[Figure contents as structured data]
_ _ _ _ _ _ _
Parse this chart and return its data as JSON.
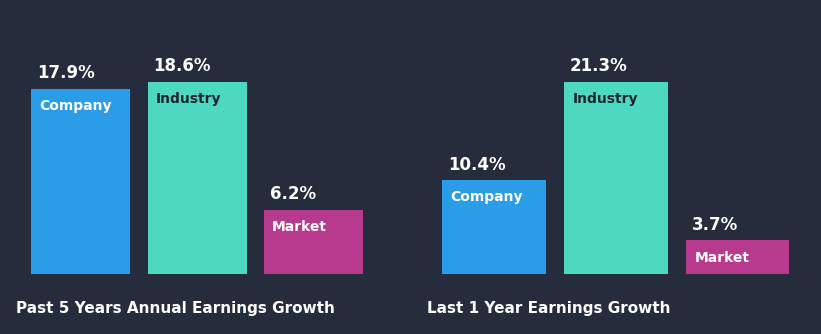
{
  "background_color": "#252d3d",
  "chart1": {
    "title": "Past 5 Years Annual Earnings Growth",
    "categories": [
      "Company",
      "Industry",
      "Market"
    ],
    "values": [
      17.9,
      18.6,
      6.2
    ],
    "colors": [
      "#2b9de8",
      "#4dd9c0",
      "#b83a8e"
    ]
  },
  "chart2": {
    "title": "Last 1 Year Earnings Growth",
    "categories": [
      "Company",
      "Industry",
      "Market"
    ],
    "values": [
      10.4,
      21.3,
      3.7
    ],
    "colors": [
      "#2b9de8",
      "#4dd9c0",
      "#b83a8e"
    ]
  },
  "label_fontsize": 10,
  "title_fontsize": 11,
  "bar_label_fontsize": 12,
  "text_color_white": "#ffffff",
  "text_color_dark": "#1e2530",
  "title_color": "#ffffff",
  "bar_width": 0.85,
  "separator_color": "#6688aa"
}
_ _ _ _ _ _ _
EXERCISE GOAL: Write the entries above out in full, exactly, with no images.

TASK OUTPUT:
Parse this chart and return its data as JSON.
{
  "background_color": "#252d3d",
  "chart1": {
    "title": "Past 5 Years Annual Earnings Growth",
    "categories": [
      "Company",
      "Industry",
      "Market"
    ],
    "values": [
      17.9,
      18.6,
      6.2
    ],
    "colors": [
      "#2b9de8",
      "#4dd9c0",
      "#b83a8e"
    ]
  },
  "chart2": {
    "title": "Last 1 Year Earnings Growth",
    "categories": [
      "Company",
      "Industry",
      "Market"
    ],
    "values": [
      10.4,
      21.3,
      3.7
    ],
    "colors": [
      "#2b9de8",
      "#4dd9c0",
      "#b83a8e"
    ]
  },
  "label_fontsize": 10,
  "title_fontsize": 11,
  "bar_label_fontsize": 12,
  "text_color_white": "#ffffff",
  "text_color_dark": "#1e2530",
  "title_color": "#ffffff",
  "bar_width": 0.85,
  "separator_color": "#6688aa"
}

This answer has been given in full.